:: The exercise ::
Filter the records below for the word "this". Copy each line that holds it.
--*--
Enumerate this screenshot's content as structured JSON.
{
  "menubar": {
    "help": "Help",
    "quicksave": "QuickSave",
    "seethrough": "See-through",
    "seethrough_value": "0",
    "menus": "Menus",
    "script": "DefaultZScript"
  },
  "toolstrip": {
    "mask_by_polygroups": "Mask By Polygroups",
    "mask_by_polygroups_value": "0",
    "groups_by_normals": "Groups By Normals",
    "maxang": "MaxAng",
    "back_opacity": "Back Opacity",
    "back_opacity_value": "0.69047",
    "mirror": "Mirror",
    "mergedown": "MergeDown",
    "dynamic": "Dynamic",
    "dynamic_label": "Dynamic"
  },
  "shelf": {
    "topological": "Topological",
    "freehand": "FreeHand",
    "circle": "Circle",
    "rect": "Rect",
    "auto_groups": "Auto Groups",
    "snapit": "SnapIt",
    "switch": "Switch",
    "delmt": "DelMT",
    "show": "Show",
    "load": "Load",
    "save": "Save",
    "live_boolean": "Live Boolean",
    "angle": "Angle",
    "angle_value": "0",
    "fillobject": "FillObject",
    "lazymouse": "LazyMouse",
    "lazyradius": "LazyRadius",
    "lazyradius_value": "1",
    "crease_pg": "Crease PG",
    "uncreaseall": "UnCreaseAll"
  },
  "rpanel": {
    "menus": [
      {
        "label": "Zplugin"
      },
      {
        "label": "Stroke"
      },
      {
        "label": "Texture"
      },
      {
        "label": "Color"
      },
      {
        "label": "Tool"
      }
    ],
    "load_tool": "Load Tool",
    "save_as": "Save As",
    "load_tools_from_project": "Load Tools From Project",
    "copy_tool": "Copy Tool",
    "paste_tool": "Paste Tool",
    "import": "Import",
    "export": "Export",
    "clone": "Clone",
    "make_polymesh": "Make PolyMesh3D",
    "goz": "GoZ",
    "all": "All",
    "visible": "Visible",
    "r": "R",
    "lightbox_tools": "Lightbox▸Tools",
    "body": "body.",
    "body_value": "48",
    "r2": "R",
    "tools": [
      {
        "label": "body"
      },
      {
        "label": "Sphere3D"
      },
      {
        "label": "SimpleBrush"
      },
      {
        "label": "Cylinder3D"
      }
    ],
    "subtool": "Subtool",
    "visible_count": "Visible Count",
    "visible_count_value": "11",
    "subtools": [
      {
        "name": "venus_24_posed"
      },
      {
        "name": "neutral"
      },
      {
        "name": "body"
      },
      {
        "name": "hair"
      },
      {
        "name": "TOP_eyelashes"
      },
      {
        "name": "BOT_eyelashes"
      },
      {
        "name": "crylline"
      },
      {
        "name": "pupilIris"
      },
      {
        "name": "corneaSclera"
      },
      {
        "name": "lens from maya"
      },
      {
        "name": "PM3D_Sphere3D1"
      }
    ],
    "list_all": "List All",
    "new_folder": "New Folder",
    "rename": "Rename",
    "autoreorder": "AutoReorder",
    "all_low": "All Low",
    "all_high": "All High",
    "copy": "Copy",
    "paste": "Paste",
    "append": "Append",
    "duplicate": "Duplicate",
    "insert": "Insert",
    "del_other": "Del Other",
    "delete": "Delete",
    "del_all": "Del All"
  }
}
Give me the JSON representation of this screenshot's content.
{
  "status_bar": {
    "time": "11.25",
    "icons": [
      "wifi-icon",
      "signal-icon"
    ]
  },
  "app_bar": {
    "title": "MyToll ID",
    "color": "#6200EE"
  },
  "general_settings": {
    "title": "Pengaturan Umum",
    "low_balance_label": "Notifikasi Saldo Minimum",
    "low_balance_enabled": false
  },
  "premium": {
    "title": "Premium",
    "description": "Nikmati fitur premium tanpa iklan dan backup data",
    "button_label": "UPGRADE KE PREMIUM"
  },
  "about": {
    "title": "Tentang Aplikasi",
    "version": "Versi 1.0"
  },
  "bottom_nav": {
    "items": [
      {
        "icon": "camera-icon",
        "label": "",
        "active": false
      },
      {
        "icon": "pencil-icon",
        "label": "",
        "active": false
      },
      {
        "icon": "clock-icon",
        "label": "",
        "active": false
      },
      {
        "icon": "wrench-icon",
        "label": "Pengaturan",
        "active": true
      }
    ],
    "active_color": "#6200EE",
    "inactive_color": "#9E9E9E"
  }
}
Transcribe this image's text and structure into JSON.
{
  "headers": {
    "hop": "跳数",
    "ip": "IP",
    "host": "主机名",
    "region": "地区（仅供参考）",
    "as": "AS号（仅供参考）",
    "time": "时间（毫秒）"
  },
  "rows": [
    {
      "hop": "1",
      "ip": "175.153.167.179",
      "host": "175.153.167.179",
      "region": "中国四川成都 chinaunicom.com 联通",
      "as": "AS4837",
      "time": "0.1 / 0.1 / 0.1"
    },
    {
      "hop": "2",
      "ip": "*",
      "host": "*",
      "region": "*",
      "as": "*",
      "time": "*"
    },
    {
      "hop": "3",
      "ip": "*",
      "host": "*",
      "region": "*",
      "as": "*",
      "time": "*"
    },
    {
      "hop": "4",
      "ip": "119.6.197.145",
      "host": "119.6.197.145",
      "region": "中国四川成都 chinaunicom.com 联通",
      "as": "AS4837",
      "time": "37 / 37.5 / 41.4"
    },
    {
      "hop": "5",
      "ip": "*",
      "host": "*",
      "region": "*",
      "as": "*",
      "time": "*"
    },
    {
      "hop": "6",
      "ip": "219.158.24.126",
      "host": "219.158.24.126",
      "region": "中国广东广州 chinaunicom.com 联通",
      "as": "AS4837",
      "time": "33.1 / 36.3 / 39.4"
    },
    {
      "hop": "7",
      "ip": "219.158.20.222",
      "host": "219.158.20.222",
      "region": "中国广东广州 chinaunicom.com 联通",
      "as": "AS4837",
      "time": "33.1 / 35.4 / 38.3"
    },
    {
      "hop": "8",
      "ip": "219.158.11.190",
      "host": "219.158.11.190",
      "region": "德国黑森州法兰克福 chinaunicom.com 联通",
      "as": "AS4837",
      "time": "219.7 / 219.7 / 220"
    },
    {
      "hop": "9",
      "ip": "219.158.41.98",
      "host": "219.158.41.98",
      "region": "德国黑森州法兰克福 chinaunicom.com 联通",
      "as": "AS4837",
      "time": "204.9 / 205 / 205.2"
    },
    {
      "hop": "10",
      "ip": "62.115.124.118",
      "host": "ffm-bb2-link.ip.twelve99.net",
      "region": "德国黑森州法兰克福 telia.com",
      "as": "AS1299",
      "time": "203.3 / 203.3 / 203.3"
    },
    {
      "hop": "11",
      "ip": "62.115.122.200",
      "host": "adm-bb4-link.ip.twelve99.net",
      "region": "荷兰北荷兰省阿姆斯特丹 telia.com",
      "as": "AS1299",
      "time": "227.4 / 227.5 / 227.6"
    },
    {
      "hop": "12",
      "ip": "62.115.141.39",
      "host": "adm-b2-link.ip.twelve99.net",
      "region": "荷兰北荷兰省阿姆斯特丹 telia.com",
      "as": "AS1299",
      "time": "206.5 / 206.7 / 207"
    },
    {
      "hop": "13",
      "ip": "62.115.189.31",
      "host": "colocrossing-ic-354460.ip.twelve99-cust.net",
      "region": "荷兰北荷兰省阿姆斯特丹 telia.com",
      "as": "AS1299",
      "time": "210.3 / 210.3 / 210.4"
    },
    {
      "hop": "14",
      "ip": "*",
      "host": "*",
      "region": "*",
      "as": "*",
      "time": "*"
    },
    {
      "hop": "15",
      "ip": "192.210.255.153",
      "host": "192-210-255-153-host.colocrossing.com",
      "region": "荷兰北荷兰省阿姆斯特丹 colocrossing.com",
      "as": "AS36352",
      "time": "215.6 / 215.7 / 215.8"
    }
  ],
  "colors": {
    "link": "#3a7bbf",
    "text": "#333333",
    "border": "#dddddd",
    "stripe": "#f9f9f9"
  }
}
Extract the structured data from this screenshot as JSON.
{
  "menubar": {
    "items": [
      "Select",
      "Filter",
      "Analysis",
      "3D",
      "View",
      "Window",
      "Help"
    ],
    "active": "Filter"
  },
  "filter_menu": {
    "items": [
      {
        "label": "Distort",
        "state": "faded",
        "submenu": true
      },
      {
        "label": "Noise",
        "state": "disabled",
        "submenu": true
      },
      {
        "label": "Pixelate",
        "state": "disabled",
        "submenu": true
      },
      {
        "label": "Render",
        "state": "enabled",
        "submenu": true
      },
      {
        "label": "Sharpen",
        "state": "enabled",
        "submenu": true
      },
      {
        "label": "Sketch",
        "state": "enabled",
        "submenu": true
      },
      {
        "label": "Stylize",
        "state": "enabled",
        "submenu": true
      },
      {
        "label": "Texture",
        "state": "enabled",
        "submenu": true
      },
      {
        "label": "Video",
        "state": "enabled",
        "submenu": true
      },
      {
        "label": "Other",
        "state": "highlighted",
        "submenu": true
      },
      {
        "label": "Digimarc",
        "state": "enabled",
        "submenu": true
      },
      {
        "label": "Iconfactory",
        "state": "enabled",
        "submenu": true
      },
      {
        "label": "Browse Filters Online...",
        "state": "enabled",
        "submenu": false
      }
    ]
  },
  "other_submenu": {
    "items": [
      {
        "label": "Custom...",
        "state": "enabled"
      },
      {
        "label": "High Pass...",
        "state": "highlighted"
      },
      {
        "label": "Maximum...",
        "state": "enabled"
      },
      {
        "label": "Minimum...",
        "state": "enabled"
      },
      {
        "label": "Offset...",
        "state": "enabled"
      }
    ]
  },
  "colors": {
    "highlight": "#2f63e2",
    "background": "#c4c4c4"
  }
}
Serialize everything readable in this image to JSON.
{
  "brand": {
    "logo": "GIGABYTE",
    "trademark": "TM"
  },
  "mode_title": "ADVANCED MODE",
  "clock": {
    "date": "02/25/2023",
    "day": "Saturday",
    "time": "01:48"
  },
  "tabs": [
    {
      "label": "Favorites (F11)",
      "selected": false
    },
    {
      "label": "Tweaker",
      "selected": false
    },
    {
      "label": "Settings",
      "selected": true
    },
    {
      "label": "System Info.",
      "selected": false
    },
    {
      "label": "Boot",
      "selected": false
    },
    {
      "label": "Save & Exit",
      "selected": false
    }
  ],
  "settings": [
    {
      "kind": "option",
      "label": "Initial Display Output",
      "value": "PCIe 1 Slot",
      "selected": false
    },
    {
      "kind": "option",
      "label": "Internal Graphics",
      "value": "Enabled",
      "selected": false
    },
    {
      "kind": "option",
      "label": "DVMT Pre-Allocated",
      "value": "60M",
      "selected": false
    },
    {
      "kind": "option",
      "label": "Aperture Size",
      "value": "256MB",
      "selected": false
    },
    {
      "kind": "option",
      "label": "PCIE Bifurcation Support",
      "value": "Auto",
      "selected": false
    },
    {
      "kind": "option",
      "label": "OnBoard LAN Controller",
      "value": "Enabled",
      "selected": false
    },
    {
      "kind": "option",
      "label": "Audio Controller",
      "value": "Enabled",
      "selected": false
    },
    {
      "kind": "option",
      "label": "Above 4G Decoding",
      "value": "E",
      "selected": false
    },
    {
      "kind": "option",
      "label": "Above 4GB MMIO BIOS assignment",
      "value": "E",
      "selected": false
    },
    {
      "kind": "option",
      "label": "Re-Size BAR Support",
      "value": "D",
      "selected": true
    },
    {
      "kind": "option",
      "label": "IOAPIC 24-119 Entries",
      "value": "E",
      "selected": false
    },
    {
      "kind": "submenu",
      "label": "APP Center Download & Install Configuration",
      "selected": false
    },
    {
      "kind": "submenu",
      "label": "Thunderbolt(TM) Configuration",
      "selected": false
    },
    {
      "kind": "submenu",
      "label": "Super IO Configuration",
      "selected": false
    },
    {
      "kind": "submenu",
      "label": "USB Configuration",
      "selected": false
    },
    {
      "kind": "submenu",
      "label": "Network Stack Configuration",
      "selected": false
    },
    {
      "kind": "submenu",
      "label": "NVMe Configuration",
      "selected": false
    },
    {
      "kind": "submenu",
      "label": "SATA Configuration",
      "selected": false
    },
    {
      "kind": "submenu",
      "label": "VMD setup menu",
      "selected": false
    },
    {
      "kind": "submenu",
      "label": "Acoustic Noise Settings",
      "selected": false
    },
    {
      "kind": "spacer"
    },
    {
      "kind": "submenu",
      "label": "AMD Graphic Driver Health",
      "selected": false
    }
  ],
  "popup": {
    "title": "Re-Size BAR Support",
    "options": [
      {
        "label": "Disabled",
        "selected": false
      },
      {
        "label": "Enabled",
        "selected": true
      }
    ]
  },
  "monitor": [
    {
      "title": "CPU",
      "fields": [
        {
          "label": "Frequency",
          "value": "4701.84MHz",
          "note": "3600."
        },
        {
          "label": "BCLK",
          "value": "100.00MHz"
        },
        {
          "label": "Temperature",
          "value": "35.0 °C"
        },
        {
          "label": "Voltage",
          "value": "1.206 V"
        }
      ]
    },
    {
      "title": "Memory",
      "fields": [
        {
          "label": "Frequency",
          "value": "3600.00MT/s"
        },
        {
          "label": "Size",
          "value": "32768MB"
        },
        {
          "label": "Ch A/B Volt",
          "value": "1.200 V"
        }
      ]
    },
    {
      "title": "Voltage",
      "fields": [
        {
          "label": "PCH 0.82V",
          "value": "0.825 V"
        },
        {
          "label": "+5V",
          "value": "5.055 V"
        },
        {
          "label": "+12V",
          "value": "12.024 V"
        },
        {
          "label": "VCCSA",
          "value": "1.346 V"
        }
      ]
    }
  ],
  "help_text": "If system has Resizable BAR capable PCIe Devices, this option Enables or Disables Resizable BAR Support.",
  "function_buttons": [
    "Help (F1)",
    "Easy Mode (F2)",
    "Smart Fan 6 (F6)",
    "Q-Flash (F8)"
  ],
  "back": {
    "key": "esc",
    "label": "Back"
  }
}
--*--
:: The answer ::
Enumerate this screenshot's content as structured JSON.
Give me the JSON representation of this screenshot's content.
Transcribe this image's text and structure into JSON.
Extract the structured data from this screenshot as JSON.
Serialize everything readable in this image to JSON.
  "help_text": "If system has Resizable BAR capable PCIe Devices, this option Enables or Disables Resizable BAR Support.",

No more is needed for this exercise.